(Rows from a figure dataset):

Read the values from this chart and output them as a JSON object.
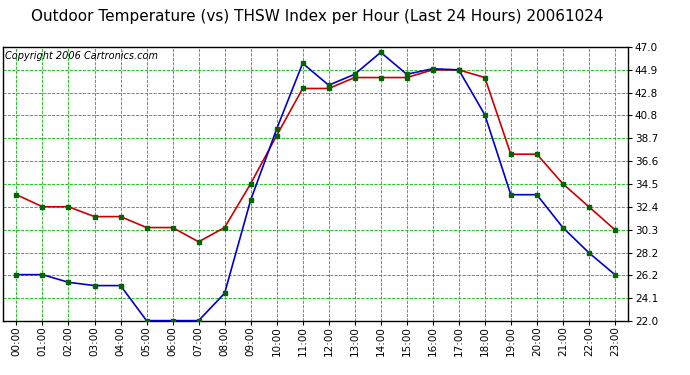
{
  "title": "Outdoor Temperature (vs) THSW Index per Hour (Last 24 Hours) 20061024",
  "copyright_text": "Copyright 2006 Cartronics.com",
  "hours": [
    "00:00",
    "01:00",
    "02:00",
    "03:00",
    "04:00",
    "05:00",
    "06:00",
    "07:00",
    "08:00",
    "09:00",
    "10:00",
    "11:00",
    "12:00",
    "13:00",
    "14:00",
    "15:00",
    "16:00",
    "17:00",
    "18:00",
    "19:00",
    "20:00",
    "21:00",
    "22:00",
    "23:00"
  ],
  "temp": [
    33.5,
    32.4,
    32.4,
    31.5,
    31.5,
    30.5,
    30.5,
    29.2,
    30.5,
    34.5,
    38.9,
    43.2,
    43.2,
    44.2,
    44.2,
    44.2,
    44.9,
    44.9,
    44.2,
    37.2,
    37.2,
    34.5,
    32.4,
    30.3
  ],
  "thsw": [
    26.2,
    26.2,
    25.5,
    25.2,
    25.2,
    22.0,
    22.0,
    22.0,
    24.5,
    33.0,
    39.5,
    45.5,
    43.5,
    44.5,
    46.5,
    44.5,
    45.0,
    44.9,
    40.8,
    33.5,
    33.5,
    30.5,
    28.2,
    26.2
  ],
  "y_ticks": [
    22.0,
    24.1,
    26.2,
    28.2,
    30.3,
    32.4,
    34.5,
    36.6,
    38.7,
    40.8,
    42.8,
    44.9,
    47.0
  ],
  "y_min": 22.0,
  "y_max": 47.0,
  "temp_color": "#cc0000",
  "thsw_color": "#0000cc",
  "marker_color": "#006600",
  "bg_color": "#ffffff",
  "grid_color": "#00bb00",
  "title_fontsize": 11,
  "copyright_fontsize": 7,
  "tick_fontsize": 7.5,
  "line_width": 1.2,
  "marker_size": 3.0
}
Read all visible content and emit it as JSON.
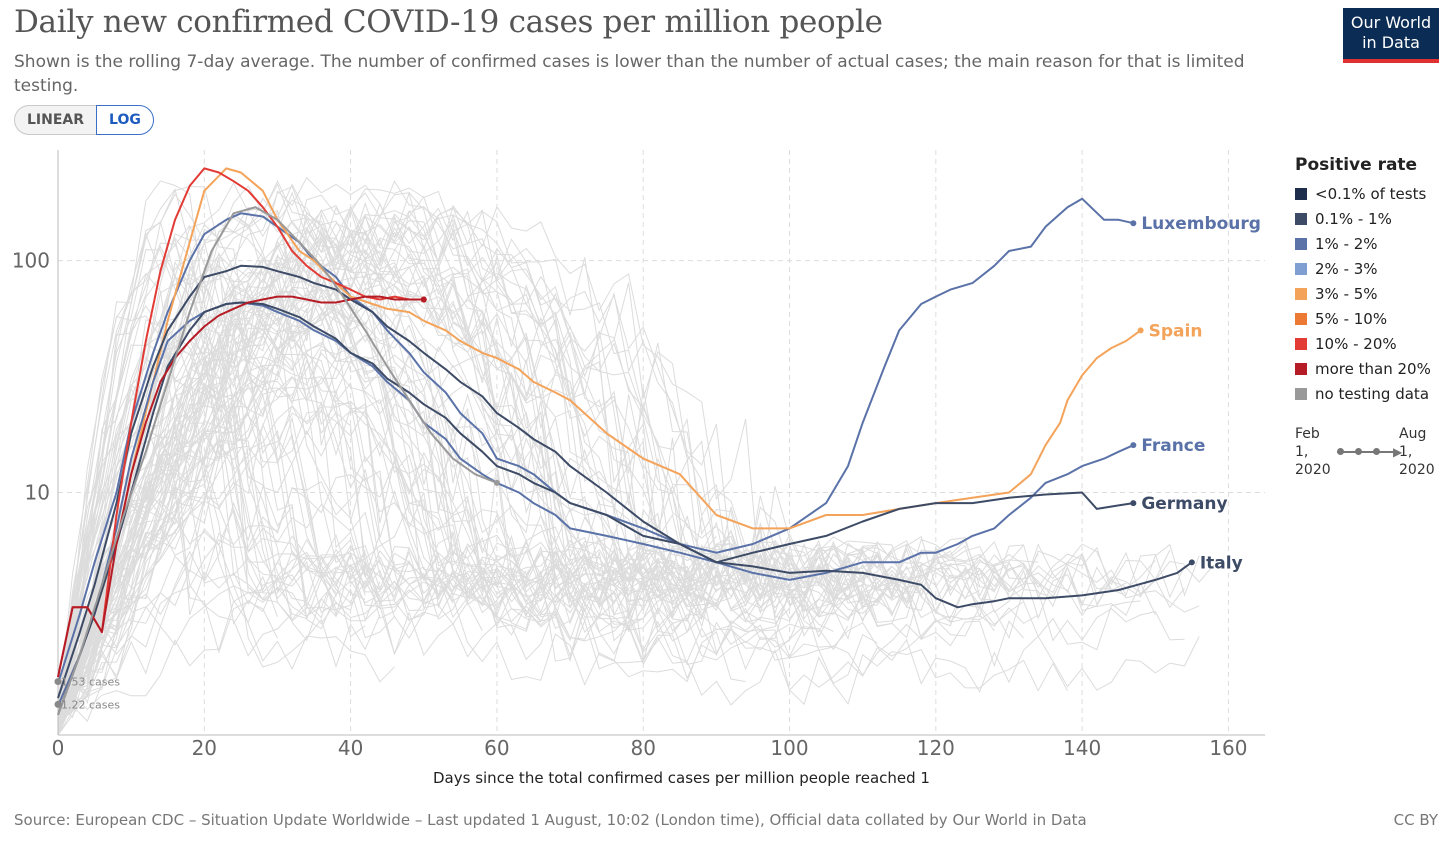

(Work to complete): Write out the records above exactly as they appear, leaving out any pictures.

(Problem solution):
Read the values from this chart and output them as a JSON object.
{
  "title": "Outdoor Temperature (vs) THSW Index per Hour (Last 24 Hours) 20061024",
  "copyright_text": "Copyright 2006 Cartronics.com",
  "hours": [
    "00:00",
    "01:00",
    "02:00",
    "03:00",
    "04:00",
    "05:00",
    "06:00",
    "07:00",
    "08:00",
    "09:00",
    "10:00",
    "11:00",
    "12:00",
    "13:00",
    "14:00",
    "15:00",
    "16:00",
    "17:00",
    "18:00",
    "19:00",
    "20:00",
    "21:00",
    "22:00",
    "23:00"
  ],
  "temp": [
    33.5,
    32.4,
    32.4,
    31.5,
    31.5,
    30.5,
    30.5,
    29.2,
    30.5,
    34.5,
    38.9,
    43.2,
    43.2,
    44.2,
    44.2,
    44.2,
    44.9,
    44.9,
    44.2,
    37.2,
    37.2,
    34.5,
    32.4,
    30.3
  ],
  "thsw": [
    26.2,
    26.2,
    25.5,
    25.2,
    25.2,
    22.0,
    22.0,
    22.0,
    24.5,
    33.0,
    39.5,
    45.5,
    43.5,
    44.5,
    46.5,
    44.5,
    45.0,
    44.9,
    40.8,
    33.5,
    33.5,
    30.5,
    28.2,
    26.2
  ],
  "y_ticks": [
    22.0,
    24.1,
    26.2,
    28.2,
    30.3,
    32.4,
    34.5,
    36.6,
    38.7,
    40.8,
    42.8,
    44.9,
    47.0
  ],
  "y_min": 22.0,
  "y_max": 47.0,
  "temp_color": "#cc0000",
  "thsw_color": "#0000cc",
  "marker_color": "#006600",
  "bg_color": "#ffffff",
  "grid_color": "#00bb00",
  "title_fontsize": 11,
  "copyright_fontsize": 7,
  "tick_fontsize": 7.5,
  "line_width": 1.2,
  "marker_size": 3.0
}
Read all visible content and emit it as JSON.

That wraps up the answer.